§ WHAT TO WORK ON:
With the pictures omitted, write out the entries that follow exactly as they stand.

§ MATERIAL PROVIDED:
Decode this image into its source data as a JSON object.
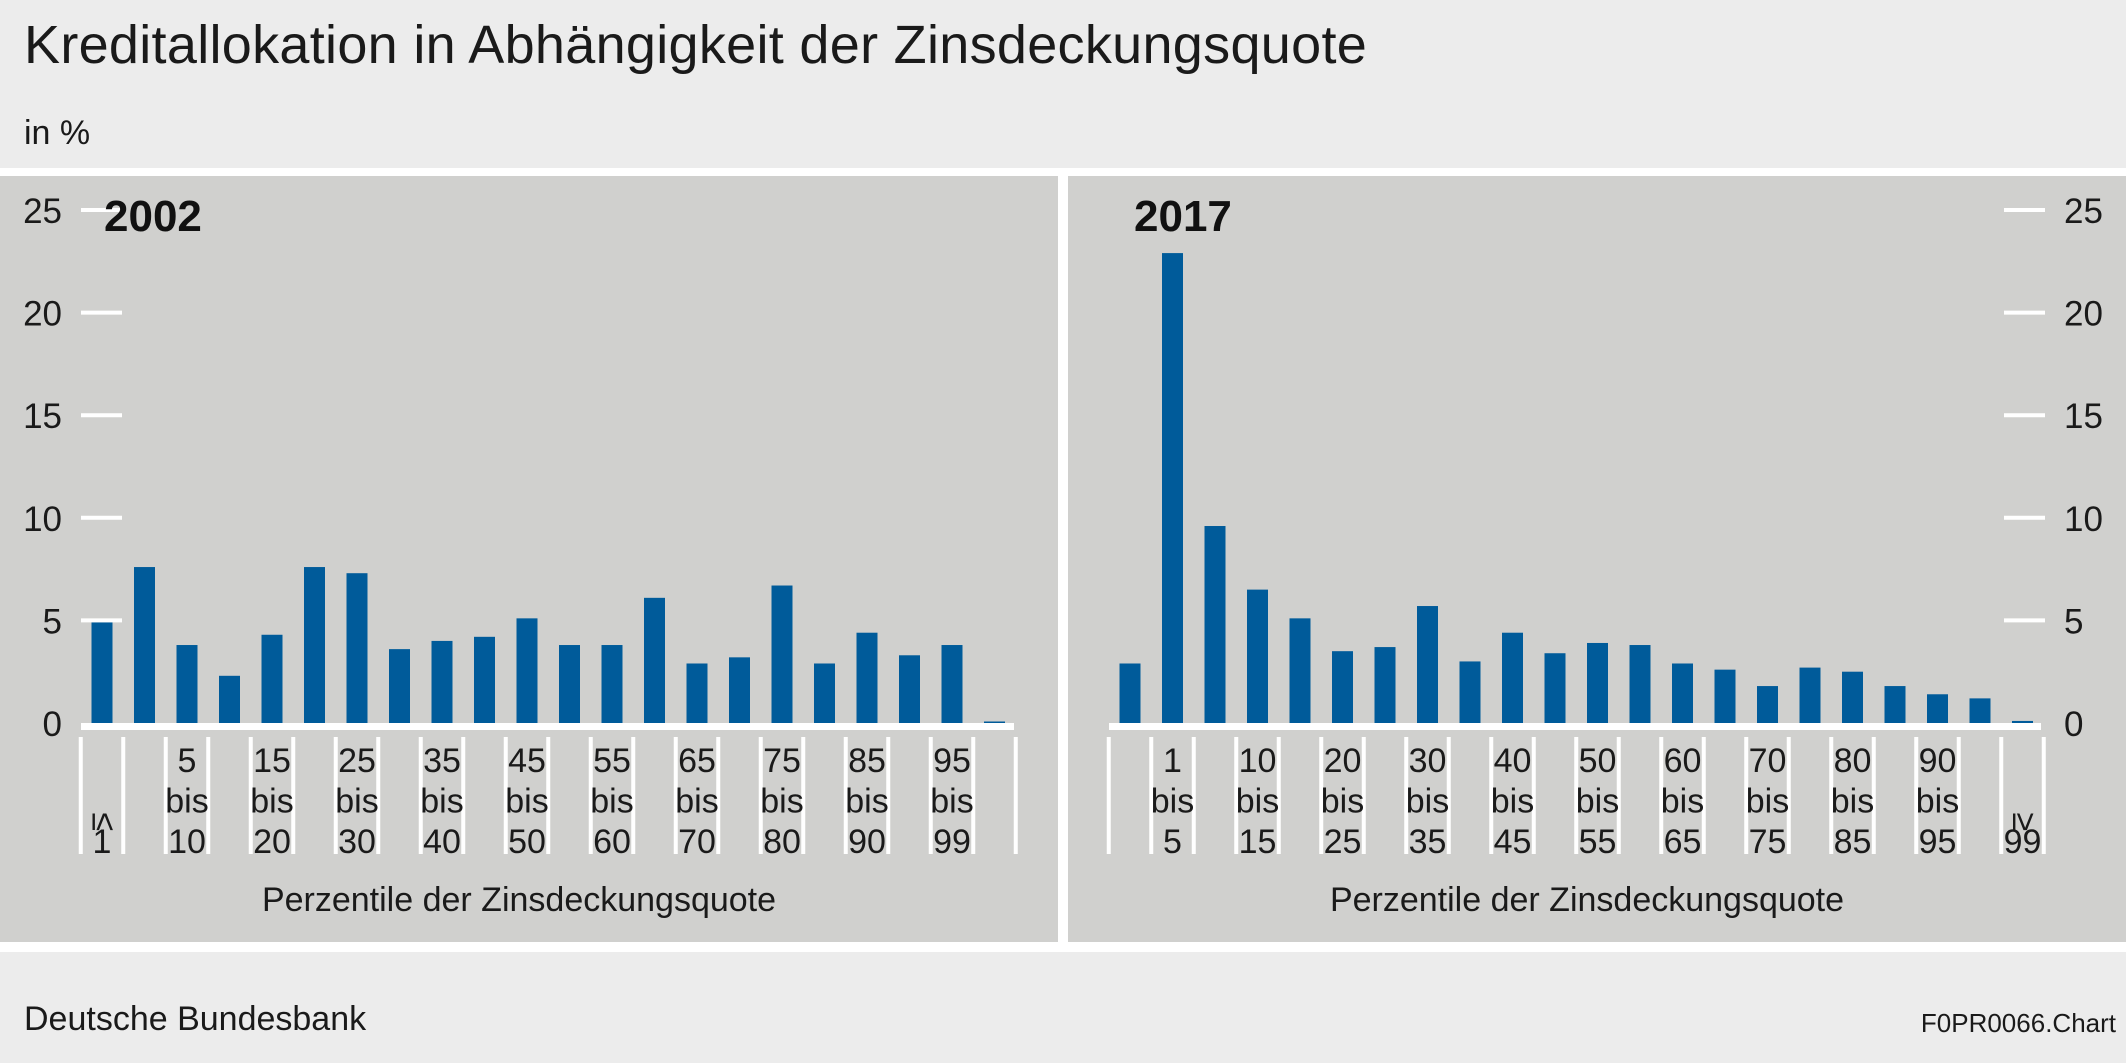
{
  "title": "Kreditallokation in Abhängigkeit der Zinsdeckungsquote",
  "subtitle": "in %",
  "source": "Deutsche Bundesbank",
  "chart_code": "F0PR0066.Chart",
  "colors": {
    "bar": "#005b9a",
    "panel": "#d0d0ce",
    "background": "#ececec"
  },
  "chart_data": [
    {
      "type": "bar",
      "title": "2002",
      "xlabel": "Perzentile der Zinsdeckungsquote",
      "ylabel": "in %",
      "ylim": [
        0,
        25
      ],
      "yticks": [
        0,
        5,
        10,
        15,
        20,
        25
      ],
      "yaxis_side": "left",
      "categories": [
        "≤ 1",
        "1 bis 5",
        "5 bis 10",
        "10 bis 15",
        "15 bis 20",
        "20 bis 25",
        "25 bis 30",
        "30 bis 35",
        "35 bis 40",
        "40 bis 45",
        "45 bis 50",
        "50 bis 55",
        "55 bis 60",
        "60 bis 65",
        "65 bis 70",
        "70 bis 75",
        "75 bis 80",
        "80 bis 85",
        "85 bis 90",
        "90 bis 95",
        "95 bis 99",
        "≥ 99"
      ],
      "labeled_category_indices": [
        0,
        2,
        4,
        6,
        8,
        10,
        12,
        14,
        16,
        18,
        20
      ],
      "values": [
        4.9,
        7.6,
        3.8,
        2.3,
        4.3,
        7.6,
        7.3,
        3.6,
        4.0,
        4.2,
        5.1,
        3.8,
        3.8,
        6.1,
        2.9,
        3.2,
        6.7,
        2.9,
        4.4,
        3.3,
        3.8,
        0.05
      ]
    },
    {
      "type": "bar",
      "title": "2017",
      "xlabel": "Perzentile der Zinsdeckungsquote",
      "ylabel": "in %",
      "ylim": [
        0,
        25
      ],
      "yticks": [
        0,
        5,
        10,
        15,
        20,
        25
      ],
      "yaxis_side": "right",
      "categories": [
        "≤ 1",
        "1 bis 5",
        "5 bis 10",
        "10 bis 15",
        "15 bis 20",
        "20 bis 25",
        "25 bis 30",
        "30 bis 35",
        "35 bis 40",
        "40 bis 45",
        "45 bis 50",
        "50 bis 55",
        "55 bis 60",
        "60 bis 65",
        "65 bis 70",
        "70 bis 75",
        "75 bis 80",
        "80 bis 85",
        "85 bis 90",
        "90 bis 95",
        "95 bis 99",
        "≥ 99"
      ],
      "labeled_category_indices": [
        1,
        3,
        5,
        7,
        9,
        11,
        13,
        15,
        17,
        19,
        21
      ],
      "values": [
        2.9,
        22.9,
        9.6,
        6.5,
        5.1,
        3.5,
        3.7,
        5.7,
        3.0,
        4.4,
        3.4,
        3.9,
        3.8,
        2.9,
        2.6,
        1.8,
        2.7,
        2.5,
        1.8,
        1.4,
        1.2,
        0.1
      ]
    }
  ]
}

§ EXERCISE OUTPUT:
Decode this image into its source data as a JSON object.
{
  "title": "Kreditallokation in Abhängigkeit der Zinsdeckungsquote",
  "subtitle": "in %",
  "source": "Deutsche Bundesbank",
  "chart_code": "F0PR0066.Chart",
  "colors": {
    "bar": "#005b9a",
    "panel": "#d0d0ce",
    "background": "#ececec"
  },
  "chart_data": [
    {
      "type": "bar",
      "title": "2002",
      "xlabel": "Perzentile der Zinsdeckungsquote",
      "ylabel": "in %",
      "ylim": [
        0,
        25
      ],
      "yticks": [
        0,
        5,
        10,
        15,
        20,
        25
      ],
      "yaxis_side": "left",
      "categories": [
        "≤ 1",
        "1 bis 5",
        "5 bis 10",
        "10 bis 15",
        "15 bis 20",
        "20 bis 25",
        "25 bis 30",
        "30 bis 35",
        "35 bis 40",
        "40 bis 45",
        "45 bis 50",
        "50 bis 55",
        "55 bis 60",
        "60 bis 65",
        "65 bis 70",
        "70 bis 75",
        "75 bis 80",
        "80 bis 85",
        "85 bis 90",
        "90 bis 95",
        "95 bis 99",
        "≥ 99"
      ],
      "labeled_category_indices": [
        0,
        2,
        4,
        6,
        8,
        10,
        12,
        14,
        16,
        18,
        20
      ],
      "values": [
        4.9,
        7.6,
        3.8,
        2.3,
        4.3,
        7.6,
        7.3,
        3.6,
        4.0,
        4.2,
        5.1,
        3.8,
        3.8,
        6.1,
        2.9,
        3.2,
        6.7,
        2.9,
        4.4,
        3.3,
        3.8,
        0.05
      ]
    },
    {
      "type": "bar",
      "title": "2017",
      "xlabel": "Perzentile der Zinsdeckungsquote",
      "ylabel": "in %",
      "ylim": [
        0,
        25
      ],
      "yticks": [
        0,
        5,
        10,
        15,
        20,
        25
      ],
      "yaxis_side": "right",
      "categories": [
        "≤ 1",
        "1 bis 5",
        "5 bis 10",
        "10 bis 15",
        "15 bis 20",
        "20 bis 25",
        "25 bis 30",
        "30 bis 35",
        "35 bis 40",
        "40 bis 45",
        "45 bis 50",
        "50 bis 55",
        "55 bis 60",
        "60 bis 65",
        "65 bis 70",
        "70 bis 75",
        "75 bis 80",
        "80 bis 85",
        "85 bis 90",
        "90 bis 95",
        "95 bis 99",
        "≥ 99"
      ],
      "labeled_category_indices": [
        1,
        3,
        5,
        7,
        9,
        11,
        13,
        15,
        17,
        19,
        21
      ],
      "values": [
        2.9,
        22.9,
        9.6,
        6.5,
        5.1,
        3.5,
        3.7,
        5.7,
        3.0,
        4.4,
        3.4,
        3.9,
        3.8,
        2.9,
        2.6,
        1.8,
        2.7,
        2.5,
        1.8,
        1.4,
        1.2,
        0.1
      ]
    }
  ]
}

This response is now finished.